» Work to be completed
Transcribe each line of the material as it is, and drop any picture.

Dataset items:
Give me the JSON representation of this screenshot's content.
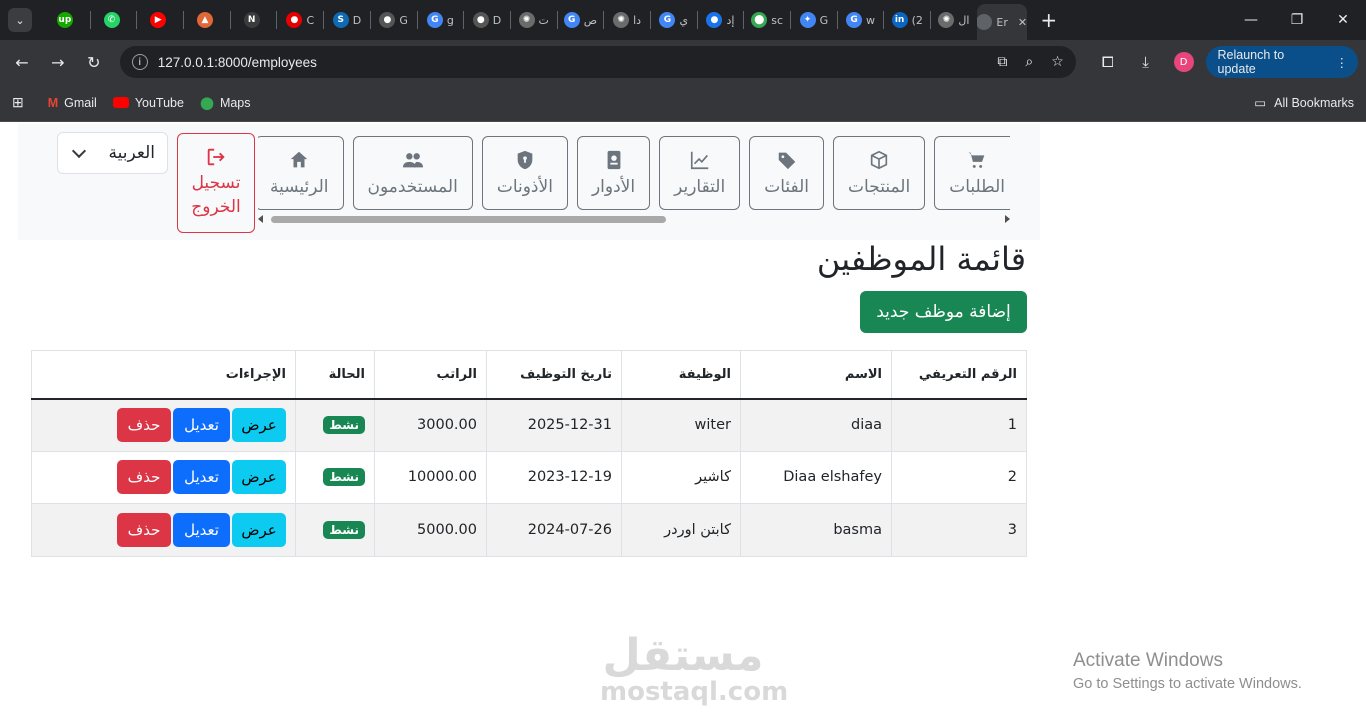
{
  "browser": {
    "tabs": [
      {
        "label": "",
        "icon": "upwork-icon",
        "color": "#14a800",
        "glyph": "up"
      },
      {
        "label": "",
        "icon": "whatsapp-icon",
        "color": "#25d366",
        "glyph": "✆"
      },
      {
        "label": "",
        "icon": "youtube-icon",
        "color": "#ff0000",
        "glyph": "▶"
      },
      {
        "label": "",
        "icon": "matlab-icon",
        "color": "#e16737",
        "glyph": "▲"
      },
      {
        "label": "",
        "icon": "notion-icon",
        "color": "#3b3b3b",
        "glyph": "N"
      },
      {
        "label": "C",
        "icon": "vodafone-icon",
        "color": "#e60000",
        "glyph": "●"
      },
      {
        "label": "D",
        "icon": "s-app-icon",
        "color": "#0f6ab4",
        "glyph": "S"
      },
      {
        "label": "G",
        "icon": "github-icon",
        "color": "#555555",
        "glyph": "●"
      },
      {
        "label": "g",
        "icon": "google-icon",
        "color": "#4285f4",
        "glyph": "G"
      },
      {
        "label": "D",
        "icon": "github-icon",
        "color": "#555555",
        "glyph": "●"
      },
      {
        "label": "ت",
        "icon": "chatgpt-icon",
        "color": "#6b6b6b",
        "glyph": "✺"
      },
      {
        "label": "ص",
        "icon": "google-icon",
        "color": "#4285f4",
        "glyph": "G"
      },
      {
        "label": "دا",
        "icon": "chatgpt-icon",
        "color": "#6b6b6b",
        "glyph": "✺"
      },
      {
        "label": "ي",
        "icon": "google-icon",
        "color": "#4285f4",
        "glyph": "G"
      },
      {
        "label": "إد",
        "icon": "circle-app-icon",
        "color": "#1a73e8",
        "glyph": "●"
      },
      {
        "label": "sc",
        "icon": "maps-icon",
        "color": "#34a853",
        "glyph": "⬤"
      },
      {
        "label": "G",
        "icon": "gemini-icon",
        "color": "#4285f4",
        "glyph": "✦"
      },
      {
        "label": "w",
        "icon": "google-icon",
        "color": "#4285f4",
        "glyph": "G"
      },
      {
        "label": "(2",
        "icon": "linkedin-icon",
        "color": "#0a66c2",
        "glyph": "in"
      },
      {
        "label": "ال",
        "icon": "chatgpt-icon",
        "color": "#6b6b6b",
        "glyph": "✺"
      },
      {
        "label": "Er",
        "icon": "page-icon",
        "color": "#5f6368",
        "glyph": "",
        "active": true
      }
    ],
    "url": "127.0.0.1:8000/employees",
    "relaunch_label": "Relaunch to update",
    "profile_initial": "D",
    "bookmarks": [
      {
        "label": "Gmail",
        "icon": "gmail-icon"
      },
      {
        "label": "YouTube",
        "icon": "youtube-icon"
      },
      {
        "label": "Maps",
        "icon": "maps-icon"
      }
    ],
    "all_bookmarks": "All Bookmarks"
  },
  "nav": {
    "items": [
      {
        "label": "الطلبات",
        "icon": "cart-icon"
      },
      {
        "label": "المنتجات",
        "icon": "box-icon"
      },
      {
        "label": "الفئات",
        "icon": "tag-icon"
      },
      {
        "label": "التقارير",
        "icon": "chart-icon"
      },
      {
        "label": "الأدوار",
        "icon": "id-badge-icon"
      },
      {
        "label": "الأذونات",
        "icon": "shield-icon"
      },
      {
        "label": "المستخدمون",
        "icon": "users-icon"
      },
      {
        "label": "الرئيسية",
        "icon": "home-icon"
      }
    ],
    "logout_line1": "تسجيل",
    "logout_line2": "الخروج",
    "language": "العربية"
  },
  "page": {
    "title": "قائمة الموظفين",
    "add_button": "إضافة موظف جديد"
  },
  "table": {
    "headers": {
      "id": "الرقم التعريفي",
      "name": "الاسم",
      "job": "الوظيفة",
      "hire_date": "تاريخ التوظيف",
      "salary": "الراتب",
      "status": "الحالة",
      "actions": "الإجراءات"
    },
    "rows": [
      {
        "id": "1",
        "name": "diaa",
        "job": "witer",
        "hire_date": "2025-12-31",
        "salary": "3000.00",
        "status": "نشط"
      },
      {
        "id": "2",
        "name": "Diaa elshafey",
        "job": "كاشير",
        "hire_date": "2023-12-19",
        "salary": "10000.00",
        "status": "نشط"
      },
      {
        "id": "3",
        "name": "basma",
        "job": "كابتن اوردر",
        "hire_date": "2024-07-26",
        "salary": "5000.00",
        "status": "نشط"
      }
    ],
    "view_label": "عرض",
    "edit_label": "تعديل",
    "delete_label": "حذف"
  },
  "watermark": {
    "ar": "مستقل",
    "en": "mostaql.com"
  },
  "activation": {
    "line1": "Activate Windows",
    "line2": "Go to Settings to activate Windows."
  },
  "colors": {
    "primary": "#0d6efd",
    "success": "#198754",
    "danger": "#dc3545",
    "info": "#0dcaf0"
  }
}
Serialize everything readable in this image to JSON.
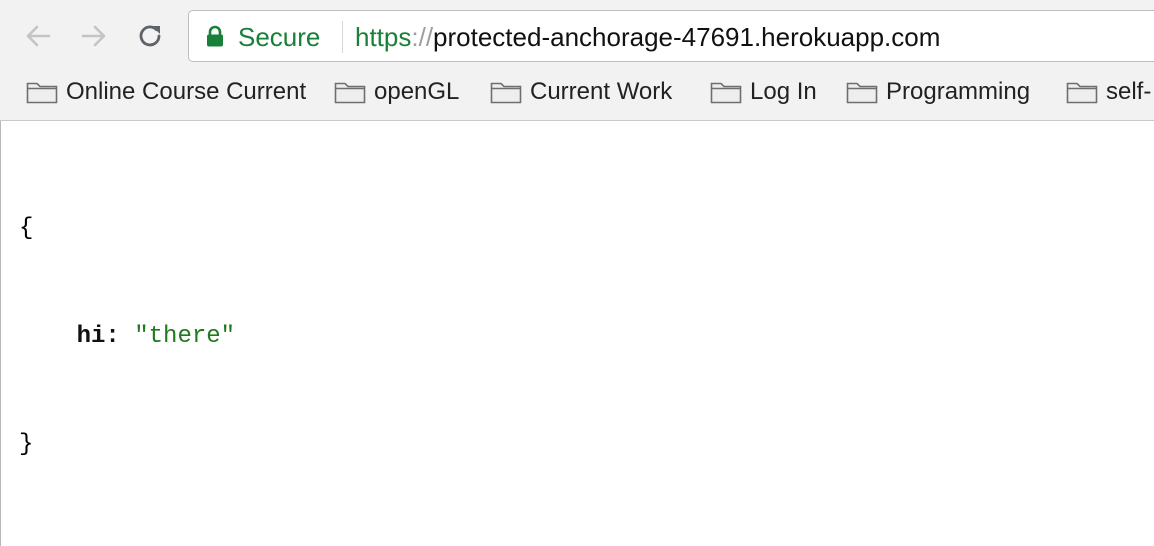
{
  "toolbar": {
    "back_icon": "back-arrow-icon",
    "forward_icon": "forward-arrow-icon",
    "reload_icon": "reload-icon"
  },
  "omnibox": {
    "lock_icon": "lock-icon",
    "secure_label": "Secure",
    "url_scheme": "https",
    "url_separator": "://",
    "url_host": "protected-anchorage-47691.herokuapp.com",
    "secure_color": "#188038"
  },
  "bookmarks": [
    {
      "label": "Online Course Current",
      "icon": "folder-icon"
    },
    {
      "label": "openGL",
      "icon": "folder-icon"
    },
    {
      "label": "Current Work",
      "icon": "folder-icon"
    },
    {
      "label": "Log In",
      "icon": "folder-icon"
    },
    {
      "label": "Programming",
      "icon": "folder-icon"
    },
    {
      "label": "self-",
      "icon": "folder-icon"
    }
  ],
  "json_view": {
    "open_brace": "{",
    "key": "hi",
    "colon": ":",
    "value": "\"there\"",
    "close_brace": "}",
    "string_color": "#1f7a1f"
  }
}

» Solution to the exercise
Give me the JSON representation of this screenshot's content.
{
  "browser": {
    "tabs": [
      {
        "label": "",
        "icon": "upwork-icon",
        "color": "#14a800",
        "glyph": "up"
      },
      {
        "label": "",
        "icon": "whatsapp-icon",
        "color": "#25d366",
        "glyph": "✆"
      },
      {
        "label": "",
        "icon": "youtube-icon",
        "color": "#ff0000",
        "glyph": "▶"
      },
      {
        "label": "",
        "icon": "matlab-icon",
        "color": "#e16737",
        "glyph": "▲"
      },
      {
        "label": "",
        "icon": "notion-icon",
        "color": "#3b3b3b",
        "glyph": "N"
      },
      {
        "label": "C",
        "icon": "vodafone-icon",
        "color": "#e60000",
        "glyph": "●"
      },
      {
        "label": "D",
        "icon": "s-app-icon",
        "color": "#0f6ab4",
        "glyph": "S"
      },
      {
        "label": "G",
        "icon": "github-icon",
        "color": "#555555",
        "glyph": "●"
      },
      {
        "label": "g",
        "icon": "google-icon",
        "color": "#4285f4",
        "glyph": "G"
      },
      {
        "label": "D",
        "icon": "github-icon",
        "color": "#555555",
        "glyph": "●"
      },
      {
        "label": "ت",
        "icon": "chatgpt-icon",
        "color": "#6b6b6b",
        "glyph": "✺"
      },
      {
        "label": "ص",
        "icon": "google-icon",
        "color": "#4285f4",
        "glyph": "G"
      },
      {
        "label": "دا",
        "icon": "chatgpt-icon",
        "color": "#6b6b6b",
        "glyph": "✺"
      },
      {
        "label": "ي",
        "icon": "google-icon",
        "color": "#4285f4",
        "glyph": "G"
      },
      {
        "label": "إد",
        "icon": "circle-app-icon",
        "color": "#1a73e8",
        "glyph": "●"
      },
      {
        "label": "sc",
        "icon": "maps-icon",
        "color": "#34a853",
        "glyph": "⬤"
      },
      {
        "label": "G",
        "icon": "gemini-icon",
        "color": "#4285f4",
        "glyph": "✦"
      },
      {
        "label": "w",
        "icon": "google-icon",
        "color": "#4285f4",
        "glyph": "G"
      },
      {
        "label": "(2",
        "icon": "linkedin-icon",
        "color": "#0a66c2",
        "glyph": "in"
      },
      {
        "label": "ال",
        "icon": "chatgpt-icon",
        "color": "#6b6b6b",
        "glyph": "✺"
      },
      {
        "label": "Er",
        "icon": "page-icon",
        "color": "#5f6368",
        "glyph": "",
        "active": true
      }
    ],
    "url": "127.0.0.1:8000/employees",
    "relaunch_label": "Relaunch to update",
    "profile_initial": "D",
    "bookmarks": [
      {
        "label": "Gmail",
        "icon": "gmail-icon"
      },
      {
        "label": "YouTube",
        "icon": "youtube-icon"
      },
      {
        "label": "Maps",
        "icon": "maps-icon"
      }
    ],
    "all_bookmarks": "All Bookmarks"
  },
  "nav": {
    "items": [
      {
        "label": "الطلبات",
        "icon": "cart-icon"
      },
      {
        "label": "المنتجات",
        "icon": "box-icon"
      },
      {
        "label": "الفئات",
        "icon": "tag-icon"
      },
      {
        "label": "التقارير",
        "icon": "chart-icon"
      },
      {
        "label": "الأدوار",
        "icon": "id-badge-icon"
      },
      {
        "label": "الأذونات",
        "icon": "shield-icon"
      },
      {
        "label": "المستخدمون",
        "icon": "users-icon"
      },
      {
        "label": "الرئيسية",
        "icon": "home-icon"
      }
    ],
    "logout_line1": "تسجيل",
    "logout_line2": "الخروج",
    "language": "العربية"
  },
  "page": {
    "title": "قائمة الموظفين",
    "add_button": "إضافة موظف جديد"
  },
  "table": {
    "headers": {
      "id": "الرقم التعريفي",
      "name": "الاسم",
      "job": "الوظيفة",
      "hire_date": "تاريخ التوظيف",
      "salary": "الراتب",
      "status": "الحالة",
      "actions": "الإجراءات"
    },
    "rows": [
      {
        "id": "1",
        "name": "diaa",
        "job": "witer",
        "hire_date": "2025-12-31",
        "salary": "3000.00",
        "status": "نشط"
      },
      {
        "id": "2",
        "name": "Diaa elshafey",
        "job": "كاشير",
        "hire_date": "2023-12-19",
        "salary": "10000.00",
        "status": "نشط"
      },
      {
        "id": "3",
        "name": "basma",
        "job": "كابتن اوردر",
        "hire_date": "2024-07-26",
        "salary": "5000.00",
        "status": "نشط"
      }
    ],
    "view_label": "عرض",
    "edit_label": "تعديل",
    "delete_label": "حذف"
  },
  "watermark": {
    "ar": "مستقل",
    "en": "mostaql.com"
  },
  "activation": {
    "line1": "Activate Windows",
    "line2": "Go to Settings to activate Windows."
  },
  "colors": {
    "primary": "#0d6efd",
    "success": "#198754",
    "danger": "#dc3545",
    "info": "#0dcaf0"
  }
}
Serialize everything readable in this image to JSON.
{
  "toolbar": {
    "back_icon": "back-arrow-icon",
    "forward_icon": "forward-arrow-icon",
    "reload_icon": "reload-icon"
  },
  "omnibox": {
    "lock_icon": "lock-icon",
    "secure_label": "Secure",
    "url_scheme": "https",
    "url_separator": "://",
    "url_host": "protected-anchorage-47691.herokuapp.com",
    "secure_color": "#188038"
  },
  "bookmarks": [
    {
      "label": "Online Course Current",
      "icon": "folder-icon"
    },
    {
      "label": "openGL",
      "icon": "folder-icon"
    },
    {
      "label": "Current Work",
      "icon": "folder-icon"
    },
    {
      "label": "Log In",
      "icon": "folder-icon"
    },
    {
      "label": "Programming",
      "icon": "folder-icon"
    },
    {
      "label": "self-",
      "icon": "folder-icon"
    }
  ],
  "json_view": {
    "open_brace": "{",
    "key": "hi",
    "colon": ":",
    "value": "\"there\"",
    "close_brace": "}",
    "string_color": "#1f7a1f"
  }
}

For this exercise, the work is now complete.